Reproduce the records verbatim from their first line through the line containing "dynamic-checkbox — [611, 221, 625, 235]", both ends included.
-- Start DATA LISTING --
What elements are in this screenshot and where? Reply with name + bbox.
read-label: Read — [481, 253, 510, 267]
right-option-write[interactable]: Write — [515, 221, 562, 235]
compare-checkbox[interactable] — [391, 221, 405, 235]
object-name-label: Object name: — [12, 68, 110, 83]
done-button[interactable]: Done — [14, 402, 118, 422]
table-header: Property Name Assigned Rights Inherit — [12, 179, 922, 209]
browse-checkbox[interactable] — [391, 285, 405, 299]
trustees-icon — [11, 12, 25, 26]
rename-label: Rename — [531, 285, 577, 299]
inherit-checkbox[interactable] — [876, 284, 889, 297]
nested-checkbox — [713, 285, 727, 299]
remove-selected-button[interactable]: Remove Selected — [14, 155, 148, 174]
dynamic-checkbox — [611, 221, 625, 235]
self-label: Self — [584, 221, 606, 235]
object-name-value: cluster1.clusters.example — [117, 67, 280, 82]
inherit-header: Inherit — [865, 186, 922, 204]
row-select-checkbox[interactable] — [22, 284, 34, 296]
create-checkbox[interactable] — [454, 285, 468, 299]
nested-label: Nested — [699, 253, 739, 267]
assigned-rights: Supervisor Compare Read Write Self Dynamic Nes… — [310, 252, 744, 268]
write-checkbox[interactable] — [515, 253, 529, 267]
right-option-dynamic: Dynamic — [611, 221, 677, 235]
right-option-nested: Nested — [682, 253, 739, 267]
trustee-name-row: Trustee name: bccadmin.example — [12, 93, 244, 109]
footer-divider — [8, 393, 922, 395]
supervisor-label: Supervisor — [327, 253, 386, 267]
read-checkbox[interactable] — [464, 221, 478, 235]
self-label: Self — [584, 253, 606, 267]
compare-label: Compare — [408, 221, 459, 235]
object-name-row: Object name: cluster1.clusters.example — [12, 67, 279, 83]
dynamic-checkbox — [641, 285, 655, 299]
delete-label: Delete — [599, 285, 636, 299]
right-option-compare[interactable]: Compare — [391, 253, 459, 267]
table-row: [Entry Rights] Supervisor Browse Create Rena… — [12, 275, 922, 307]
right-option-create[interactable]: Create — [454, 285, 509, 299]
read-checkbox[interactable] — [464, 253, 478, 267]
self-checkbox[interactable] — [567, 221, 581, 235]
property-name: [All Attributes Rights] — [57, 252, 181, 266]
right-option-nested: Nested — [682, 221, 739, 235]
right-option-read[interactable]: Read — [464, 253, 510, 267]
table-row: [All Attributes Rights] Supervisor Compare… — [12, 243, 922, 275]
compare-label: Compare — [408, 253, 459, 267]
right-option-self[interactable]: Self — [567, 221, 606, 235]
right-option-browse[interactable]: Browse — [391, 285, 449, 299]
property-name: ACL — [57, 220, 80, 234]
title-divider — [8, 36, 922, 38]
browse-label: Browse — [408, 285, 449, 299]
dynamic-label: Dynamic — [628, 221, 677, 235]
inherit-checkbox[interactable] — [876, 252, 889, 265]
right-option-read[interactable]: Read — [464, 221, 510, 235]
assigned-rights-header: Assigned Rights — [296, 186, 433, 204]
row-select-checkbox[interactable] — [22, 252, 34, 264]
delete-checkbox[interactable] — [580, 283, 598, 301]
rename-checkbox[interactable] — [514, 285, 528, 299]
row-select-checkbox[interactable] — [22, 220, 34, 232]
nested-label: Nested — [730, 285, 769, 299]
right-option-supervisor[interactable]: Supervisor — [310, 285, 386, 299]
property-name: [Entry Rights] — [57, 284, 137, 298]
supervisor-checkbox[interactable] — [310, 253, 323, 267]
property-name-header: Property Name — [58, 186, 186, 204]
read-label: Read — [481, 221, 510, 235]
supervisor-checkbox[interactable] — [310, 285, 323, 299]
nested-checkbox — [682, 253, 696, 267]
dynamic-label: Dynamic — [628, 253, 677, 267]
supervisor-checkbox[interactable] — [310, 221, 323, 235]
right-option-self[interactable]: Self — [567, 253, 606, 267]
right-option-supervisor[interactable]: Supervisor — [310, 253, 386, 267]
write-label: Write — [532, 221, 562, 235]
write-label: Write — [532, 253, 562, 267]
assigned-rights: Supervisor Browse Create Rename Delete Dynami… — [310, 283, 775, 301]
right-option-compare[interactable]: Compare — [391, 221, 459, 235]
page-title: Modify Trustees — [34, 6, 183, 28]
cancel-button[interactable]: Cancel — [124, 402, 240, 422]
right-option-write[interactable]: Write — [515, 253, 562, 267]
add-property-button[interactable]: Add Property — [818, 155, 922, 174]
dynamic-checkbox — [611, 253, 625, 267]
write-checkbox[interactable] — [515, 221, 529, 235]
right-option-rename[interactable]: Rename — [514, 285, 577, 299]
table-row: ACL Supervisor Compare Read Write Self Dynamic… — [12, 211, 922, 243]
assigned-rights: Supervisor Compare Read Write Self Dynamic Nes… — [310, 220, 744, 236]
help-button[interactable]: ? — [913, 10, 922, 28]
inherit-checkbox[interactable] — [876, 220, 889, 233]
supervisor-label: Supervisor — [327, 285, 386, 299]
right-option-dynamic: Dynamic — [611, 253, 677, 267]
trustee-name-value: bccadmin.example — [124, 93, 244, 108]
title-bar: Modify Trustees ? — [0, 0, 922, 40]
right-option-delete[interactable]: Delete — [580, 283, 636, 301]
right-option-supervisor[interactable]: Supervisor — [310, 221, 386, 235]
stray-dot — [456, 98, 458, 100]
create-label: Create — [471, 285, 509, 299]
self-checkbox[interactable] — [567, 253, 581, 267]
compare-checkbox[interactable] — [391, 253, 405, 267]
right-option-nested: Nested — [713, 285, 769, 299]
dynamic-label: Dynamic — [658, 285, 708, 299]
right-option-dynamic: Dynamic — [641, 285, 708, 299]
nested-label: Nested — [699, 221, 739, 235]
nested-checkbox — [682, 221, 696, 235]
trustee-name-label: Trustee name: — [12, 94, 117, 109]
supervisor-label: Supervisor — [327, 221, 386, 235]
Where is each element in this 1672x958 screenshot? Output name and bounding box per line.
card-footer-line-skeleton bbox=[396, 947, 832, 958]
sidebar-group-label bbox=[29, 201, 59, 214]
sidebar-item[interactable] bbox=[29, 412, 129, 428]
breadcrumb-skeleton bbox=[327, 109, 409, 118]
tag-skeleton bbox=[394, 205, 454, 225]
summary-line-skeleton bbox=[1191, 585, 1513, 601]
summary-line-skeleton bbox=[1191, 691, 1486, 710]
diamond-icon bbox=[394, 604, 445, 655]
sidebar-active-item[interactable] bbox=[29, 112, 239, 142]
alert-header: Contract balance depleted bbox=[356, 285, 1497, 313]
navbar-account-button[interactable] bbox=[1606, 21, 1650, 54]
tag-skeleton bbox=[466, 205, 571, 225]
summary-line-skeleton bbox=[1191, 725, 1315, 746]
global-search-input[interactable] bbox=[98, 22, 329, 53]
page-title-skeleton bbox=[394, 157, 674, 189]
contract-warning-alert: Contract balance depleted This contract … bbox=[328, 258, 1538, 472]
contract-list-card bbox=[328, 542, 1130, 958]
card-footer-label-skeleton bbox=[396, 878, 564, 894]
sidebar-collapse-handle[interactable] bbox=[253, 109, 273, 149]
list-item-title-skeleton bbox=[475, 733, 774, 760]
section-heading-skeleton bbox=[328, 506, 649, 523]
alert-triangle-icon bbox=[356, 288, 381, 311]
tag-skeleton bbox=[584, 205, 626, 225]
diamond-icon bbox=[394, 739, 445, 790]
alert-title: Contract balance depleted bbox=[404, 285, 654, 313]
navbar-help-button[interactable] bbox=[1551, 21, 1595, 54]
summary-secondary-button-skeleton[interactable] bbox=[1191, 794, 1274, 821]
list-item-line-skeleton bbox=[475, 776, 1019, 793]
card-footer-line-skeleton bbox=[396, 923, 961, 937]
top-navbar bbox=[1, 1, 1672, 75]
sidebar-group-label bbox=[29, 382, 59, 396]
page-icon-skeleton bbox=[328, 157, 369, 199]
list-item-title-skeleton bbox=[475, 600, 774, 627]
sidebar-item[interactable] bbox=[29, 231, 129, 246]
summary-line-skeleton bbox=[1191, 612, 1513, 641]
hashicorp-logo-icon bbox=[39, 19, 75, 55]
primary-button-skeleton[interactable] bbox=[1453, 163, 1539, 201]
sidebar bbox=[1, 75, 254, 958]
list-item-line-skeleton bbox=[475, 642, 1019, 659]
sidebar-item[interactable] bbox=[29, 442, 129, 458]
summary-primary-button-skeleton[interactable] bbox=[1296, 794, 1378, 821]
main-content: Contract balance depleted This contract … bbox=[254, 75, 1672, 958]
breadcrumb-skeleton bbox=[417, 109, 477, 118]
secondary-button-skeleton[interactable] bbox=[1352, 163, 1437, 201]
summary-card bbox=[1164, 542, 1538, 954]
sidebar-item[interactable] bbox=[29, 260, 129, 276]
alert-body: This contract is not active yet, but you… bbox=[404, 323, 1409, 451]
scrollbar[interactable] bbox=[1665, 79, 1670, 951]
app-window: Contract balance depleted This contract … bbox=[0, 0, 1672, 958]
-- End DATA LISTING --
= RESULT OF THE TASK =
What elements are in this screenshot and where? Reply with name + bbox.
read-label: Read — [481, 253, 510, 267]
right-option-write[interactable]: Write — [515, 221, 562, 235]
compare-checkbox[interactable] — [391, 221, 405, 235]
object-name-label: Object name: — [12, 68, 110, 83]
done-button[interactable]: Done — [14, 402, 118, 422]
table-header: Property Name Assigned Rights Inherit — [12, 179, 922, 209]
browse-checkbox[interactable] — [391, 285, 405, 299]
trustees-icon — [11, 12, 25, 26]
rename-label: Rename — [531, 285, 577, 299]
inherit-checkbox[interactable] — [876, 284, 889, 297]
nested-checkbox — [713, 285, 727, 299]
remove-selected-button[interactable]: Remove Selected — [14, 155, 148, 174]
dynamic-checkbox — [611, 221, 625, 235]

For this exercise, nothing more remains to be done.